### DIRECTIONS
Write out the records below once more, exactly as they stand.

Begin MATERIAL FOR THIS EXERCISE

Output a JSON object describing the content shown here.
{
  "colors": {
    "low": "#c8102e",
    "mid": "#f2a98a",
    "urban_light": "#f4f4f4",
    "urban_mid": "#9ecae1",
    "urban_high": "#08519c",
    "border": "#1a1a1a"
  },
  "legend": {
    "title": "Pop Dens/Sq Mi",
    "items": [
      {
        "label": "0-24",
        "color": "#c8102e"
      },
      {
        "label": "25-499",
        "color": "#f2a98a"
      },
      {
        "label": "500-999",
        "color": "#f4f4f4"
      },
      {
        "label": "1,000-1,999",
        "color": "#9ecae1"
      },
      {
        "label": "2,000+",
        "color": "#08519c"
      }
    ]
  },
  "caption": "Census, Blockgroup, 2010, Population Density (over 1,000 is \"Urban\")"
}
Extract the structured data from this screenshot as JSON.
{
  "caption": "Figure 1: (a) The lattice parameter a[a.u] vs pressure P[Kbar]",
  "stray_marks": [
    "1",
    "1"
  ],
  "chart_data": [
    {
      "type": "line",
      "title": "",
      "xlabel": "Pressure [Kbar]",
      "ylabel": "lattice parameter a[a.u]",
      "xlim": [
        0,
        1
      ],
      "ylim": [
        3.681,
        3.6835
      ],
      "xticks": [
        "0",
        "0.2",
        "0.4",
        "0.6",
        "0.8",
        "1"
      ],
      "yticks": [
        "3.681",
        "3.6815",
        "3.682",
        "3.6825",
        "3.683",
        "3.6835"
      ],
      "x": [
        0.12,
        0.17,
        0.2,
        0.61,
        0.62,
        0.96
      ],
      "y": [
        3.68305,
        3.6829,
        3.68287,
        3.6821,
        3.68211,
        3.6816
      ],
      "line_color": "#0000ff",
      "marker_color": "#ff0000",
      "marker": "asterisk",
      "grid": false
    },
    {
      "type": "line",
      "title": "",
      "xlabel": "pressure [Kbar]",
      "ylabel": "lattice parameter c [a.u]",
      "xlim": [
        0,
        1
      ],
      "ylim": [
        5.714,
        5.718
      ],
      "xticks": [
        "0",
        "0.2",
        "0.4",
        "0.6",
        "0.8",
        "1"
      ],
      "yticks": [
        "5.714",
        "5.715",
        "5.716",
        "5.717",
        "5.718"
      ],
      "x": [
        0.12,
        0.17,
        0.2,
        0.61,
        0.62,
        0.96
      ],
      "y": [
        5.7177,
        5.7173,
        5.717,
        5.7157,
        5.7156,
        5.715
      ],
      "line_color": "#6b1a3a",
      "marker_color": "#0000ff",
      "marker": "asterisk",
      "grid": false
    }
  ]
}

End MATERIAL FOR THIS EXERCISE

### FINAL RESULT
Output a JSON object describing the content shown here.
{
  "colors": {
    "low": "#c8102e",
    "mid": "#f2a98a",
    "urban_light": "#f4f4f4",
    "urban_mid": "#9ecae1",
    "urban_high": "#08519c",
    "border": "#1a1a1a"
  },
  "legend": {
    "title": "Pop Dens/Sq Mi",
    "items": [
      {
        "label": "0-24",
        "color": "#c8102e"
      },
      {
        "label": "25-499",
        "color": "#f2a98a"
      },
      {
        "label": "500-999",
        "color": "#f4f4f4"
      },
      {
        "label": "1,000-1,999",
        "color": "#9ecae1"
      },
      {
        "label": "2,000+",
        "color": "#08519c"
      }
    ]
  },
  "caption": "Census, Blockgroup, 2010, Population Density (over 1,000 is \"Urban\")"
}
Extract the structured data from this screenshot as JSON.
{
  "caption": "Figure 1: (a) The lattice parameter a[a.u] vs pressure P[Kbar]",
  "stray_marks": [
    "1",
    "1"
  ],
  "chart_data": [
    {
      "type": "line",
      "title": "",
      "xlabel": "Pressure [Kbar]",
      "ylabel": "lattice parameter a[a.u]",
      "xlim": [
        0,
        1
      ],
      "ylim": [
        3.681,
        3.6835
      ],
      "xticks": [
        "0",
        "0.2",
        "0.4",
        "0.6",
        "0.8",
        "1"
      ],
      "yticks": [
        "3.681",
        "3.6815",
        "3.682",
        "3.6825",
        "3.683",
        "3.6835"
      ],
      "x": [
        0.12,
        0.17,
        0.2,
        0.61,
        0.62,
        0.96
      ],
      "y": [
        3.68305,
        3.6829,
        3.68287,
        3.6821,
        3.68211,
        3.6816
      ],
      "line_color": "#0000ff",
      "marker_color": "#ff0000",
      "marker": "asterisk",
      "grid": false
    },
    {
      "type": "line",
      "title": "",
      "xlabel": "pressure [Kbar]",
      "ylabel": "lattice parameter c [a.u]",
      "xlim": [
        0,
        1
      ],
      "ylim": [
        5.714,
        5.718
      ],
      "xticks": [
        "0",
        "0.2",
        "0.4",
        "0.6",
        "0.8",
        "1"
      ],
      "yticks": [
        "5.714",
        "5.715",
        "5.716",
        "5.717",
        "5.718"
      ],
      "x": [
        0.12,
        0.17,
        0.2,
        0.61,
        0.62,
        0.96
      ],
      "y": [
        5.7177,
        5.7173,
        5.717,
        5.7157,
        5.7156,
        5.715
      ],
      "line_color": "#6b1a3a",
      "marker_color": "#0000ff",
      "marker": "asterisk",
      "grid": false
    }
  ]
}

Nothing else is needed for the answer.